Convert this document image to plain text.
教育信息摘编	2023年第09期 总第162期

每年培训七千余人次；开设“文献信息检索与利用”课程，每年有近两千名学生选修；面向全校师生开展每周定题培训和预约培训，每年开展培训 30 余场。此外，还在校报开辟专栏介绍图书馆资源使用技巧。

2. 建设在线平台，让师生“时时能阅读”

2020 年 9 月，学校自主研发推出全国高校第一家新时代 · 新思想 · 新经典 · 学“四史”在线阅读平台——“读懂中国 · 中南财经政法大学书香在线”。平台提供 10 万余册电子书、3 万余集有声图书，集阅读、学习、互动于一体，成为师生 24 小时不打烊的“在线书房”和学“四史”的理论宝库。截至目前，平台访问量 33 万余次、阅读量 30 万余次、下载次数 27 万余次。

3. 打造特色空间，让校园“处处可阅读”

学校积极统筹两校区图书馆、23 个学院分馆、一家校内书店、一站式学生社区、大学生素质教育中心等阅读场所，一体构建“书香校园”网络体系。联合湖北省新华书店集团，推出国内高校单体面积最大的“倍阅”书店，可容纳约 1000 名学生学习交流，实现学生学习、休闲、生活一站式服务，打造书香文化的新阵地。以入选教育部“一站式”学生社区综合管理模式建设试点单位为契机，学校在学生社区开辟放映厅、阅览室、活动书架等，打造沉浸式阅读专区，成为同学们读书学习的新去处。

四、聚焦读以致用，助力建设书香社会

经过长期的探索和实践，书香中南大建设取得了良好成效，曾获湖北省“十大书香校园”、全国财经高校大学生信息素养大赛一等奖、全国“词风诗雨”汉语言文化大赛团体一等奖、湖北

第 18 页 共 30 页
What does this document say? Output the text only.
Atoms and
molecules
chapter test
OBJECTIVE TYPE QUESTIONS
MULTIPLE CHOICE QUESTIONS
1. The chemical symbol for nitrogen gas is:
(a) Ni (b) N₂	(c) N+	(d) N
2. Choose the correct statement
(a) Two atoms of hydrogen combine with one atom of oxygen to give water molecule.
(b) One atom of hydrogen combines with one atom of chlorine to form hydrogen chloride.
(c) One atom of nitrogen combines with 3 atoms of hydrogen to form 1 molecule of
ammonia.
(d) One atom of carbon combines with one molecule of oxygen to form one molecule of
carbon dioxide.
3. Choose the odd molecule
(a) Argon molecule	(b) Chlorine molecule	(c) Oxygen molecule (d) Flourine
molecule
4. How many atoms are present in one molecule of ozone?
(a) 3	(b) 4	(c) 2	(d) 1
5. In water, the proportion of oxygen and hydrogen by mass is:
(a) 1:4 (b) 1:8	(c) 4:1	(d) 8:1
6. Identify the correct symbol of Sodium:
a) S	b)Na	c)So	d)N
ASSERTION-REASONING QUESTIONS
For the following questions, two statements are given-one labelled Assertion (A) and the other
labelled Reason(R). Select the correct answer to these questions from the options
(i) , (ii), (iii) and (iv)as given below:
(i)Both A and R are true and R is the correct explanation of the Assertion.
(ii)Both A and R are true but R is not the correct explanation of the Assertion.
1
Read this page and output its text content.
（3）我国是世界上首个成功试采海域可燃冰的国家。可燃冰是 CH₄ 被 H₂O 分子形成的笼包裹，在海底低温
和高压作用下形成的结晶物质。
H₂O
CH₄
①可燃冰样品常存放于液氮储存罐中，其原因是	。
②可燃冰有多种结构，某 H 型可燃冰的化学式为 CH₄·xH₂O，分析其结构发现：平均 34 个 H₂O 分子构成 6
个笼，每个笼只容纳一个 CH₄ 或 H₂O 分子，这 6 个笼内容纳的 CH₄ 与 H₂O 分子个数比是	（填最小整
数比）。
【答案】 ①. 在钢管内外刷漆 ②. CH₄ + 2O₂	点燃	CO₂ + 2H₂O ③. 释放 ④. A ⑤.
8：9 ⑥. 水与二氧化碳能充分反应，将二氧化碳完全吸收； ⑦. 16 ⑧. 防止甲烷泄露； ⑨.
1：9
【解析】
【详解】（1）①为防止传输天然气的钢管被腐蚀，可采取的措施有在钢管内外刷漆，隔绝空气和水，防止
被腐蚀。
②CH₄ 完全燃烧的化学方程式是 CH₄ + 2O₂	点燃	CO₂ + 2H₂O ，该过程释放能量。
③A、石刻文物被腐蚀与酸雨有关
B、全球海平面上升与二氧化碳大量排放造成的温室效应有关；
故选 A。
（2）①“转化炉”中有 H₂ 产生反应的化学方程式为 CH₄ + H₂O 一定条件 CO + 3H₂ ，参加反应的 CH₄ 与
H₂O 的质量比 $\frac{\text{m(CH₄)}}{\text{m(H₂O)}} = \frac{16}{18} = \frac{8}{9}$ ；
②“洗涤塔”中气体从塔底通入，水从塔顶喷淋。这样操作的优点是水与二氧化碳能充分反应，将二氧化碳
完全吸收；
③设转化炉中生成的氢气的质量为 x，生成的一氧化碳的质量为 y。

What is expected: Where a line holds "Both", copy that line.

Answer for this exercise:
(i)Both A and R are true and R is the correct explanation of the Assertion.
(ii)Both A and R are true but R is not the correct explanation of the Assertion.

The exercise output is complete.